[begin Provided records]

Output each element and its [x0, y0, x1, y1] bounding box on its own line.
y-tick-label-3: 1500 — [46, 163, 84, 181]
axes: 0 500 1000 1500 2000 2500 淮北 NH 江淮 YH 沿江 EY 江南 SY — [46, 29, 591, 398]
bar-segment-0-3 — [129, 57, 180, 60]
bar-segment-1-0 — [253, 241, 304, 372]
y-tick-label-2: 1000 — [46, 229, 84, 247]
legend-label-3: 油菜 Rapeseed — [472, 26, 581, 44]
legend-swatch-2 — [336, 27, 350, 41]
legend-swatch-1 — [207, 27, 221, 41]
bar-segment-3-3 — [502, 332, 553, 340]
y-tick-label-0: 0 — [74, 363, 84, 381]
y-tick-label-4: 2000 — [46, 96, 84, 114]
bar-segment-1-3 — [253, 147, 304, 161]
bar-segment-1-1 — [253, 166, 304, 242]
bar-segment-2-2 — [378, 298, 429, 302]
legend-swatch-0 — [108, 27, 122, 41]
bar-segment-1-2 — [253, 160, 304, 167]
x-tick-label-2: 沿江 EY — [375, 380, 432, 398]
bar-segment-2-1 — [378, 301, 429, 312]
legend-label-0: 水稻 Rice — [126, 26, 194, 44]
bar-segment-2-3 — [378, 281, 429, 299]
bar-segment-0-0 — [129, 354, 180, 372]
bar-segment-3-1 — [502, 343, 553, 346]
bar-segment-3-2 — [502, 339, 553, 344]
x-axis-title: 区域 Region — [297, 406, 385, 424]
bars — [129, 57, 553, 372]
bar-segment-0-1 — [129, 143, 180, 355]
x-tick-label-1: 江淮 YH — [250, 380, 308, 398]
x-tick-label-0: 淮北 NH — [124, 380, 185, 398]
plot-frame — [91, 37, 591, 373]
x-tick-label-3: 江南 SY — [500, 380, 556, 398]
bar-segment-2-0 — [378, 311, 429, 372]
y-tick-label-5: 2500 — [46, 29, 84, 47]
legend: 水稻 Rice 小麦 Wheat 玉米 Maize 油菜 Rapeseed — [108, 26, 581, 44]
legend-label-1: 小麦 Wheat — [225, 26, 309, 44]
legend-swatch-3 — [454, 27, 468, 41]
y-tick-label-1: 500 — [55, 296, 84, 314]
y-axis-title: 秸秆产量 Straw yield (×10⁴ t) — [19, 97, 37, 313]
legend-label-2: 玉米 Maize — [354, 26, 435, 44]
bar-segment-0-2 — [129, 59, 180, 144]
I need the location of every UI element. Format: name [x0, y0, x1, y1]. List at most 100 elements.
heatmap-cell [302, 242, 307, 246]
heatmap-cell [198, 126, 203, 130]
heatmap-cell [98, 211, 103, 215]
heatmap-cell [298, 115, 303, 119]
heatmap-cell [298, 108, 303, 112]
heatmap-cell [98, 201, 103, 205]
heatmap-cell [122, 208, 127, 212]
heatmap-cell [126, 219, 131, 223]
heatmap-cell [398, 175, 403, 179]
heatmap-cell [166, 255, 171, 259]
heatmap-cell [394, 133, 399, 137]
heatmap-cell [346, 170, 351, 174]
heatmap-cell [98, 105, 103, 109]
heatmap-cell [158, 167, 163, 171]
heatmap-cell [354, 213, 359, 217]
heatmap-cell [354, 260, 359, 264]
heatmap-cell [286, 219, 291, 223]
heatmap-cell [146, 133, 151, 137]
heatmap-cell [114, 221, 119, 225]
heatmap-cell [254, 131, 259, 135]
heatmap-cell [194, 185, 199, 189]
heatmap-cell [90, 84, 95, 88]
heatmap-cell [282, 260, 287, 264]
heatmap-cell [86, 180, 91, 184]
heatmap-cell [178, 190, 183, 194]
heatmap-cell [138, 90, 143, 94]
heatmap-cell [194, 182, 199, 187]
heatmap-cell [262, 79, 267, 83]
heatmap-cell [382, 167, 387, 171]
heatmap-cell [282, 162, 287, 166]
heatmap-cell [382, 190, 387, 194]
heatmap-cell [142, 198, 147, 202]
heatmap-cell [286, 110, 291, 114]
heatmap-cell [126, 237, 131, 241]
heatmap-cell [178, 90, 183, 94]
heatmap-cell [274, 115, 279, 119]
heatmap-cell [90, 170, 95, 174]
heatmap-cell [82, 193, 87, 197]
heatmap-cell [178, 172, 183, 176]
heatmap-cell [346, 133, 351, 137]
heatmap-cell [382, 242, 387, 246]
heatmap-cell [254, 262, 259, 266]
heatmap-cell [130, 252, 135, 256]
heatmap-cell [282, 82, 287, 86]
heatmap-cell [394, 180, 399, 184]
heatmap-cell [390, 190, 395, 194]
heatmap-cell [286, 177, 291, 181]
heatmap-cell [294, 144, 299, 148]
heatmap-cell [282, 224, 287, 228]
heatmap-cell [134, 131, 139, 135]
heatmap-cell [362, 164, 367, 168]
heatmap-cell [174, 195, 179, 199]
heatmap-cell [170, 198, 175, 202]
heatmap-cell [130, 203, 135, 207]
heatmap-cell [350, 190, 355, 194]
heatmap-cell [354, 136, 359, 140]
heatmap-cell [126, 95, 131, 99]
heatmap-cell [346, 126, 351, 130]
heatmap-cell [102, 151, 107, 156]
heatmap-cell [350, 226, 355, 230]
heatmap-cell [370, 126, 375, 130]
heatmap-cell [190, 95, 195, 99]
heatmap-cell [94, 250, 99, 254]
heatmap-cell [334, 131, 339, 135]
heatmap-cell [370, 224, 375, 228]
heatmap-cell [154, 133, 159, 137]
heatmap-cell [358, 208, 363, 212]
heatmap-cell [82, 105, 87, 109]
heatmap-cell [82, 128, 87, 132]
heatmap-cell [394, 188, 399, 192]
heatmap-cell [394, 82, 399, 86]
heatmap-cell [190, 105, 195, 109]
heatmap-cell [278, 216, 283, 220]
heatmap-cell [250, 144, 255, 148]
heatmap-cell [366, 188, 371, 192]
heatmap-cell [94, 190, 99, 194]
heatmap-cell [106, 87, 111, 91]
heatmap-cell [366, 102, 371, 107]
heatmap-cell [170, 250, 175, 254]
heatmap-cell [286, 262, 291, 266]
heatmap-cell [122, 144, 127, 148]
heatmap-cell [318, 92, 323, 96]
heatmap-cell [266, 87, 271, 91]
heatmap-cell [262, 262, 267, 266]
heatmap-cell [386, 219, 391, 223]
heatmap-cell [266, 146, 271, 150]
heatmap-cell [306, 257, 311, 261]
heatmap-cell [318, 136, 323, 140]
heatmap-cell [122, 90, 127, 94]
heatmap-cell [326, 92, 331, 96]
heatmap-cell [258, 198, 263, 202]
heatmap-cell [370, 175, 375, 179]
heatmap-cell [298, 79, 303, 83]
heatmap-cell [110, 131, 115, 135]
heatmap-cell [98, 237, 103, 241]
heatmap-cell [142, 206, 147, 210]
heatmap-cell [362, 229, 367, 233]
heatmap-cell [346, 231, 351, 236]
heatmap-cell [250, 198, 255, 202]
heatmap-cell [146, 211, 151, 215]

[end Provided records]

*Task instructions*: Copy word for word every line from the beginning of the data through the line containing "y-tick-label-2: 1000 — [46, 229, 84, 247]", including both ends.

*Answer*:
Output each element and its [x0, y0, x1, y1] bounding box on its own line.
y-tick-label-3: 1500 — [46, 163, 84, 181]
axes: 0 500 1000 1500 2000 2500 淮北 NH 江淮 YH 沿江 EY 江南 SY — [46, 29, 591, 398]
bar-segment-0-3 — [129, 57, 180, 60]
bar-segment-1-0 — [253, 241, 304, 372]
y-tick-label-2: 1000 — [46, 229, 84, 247]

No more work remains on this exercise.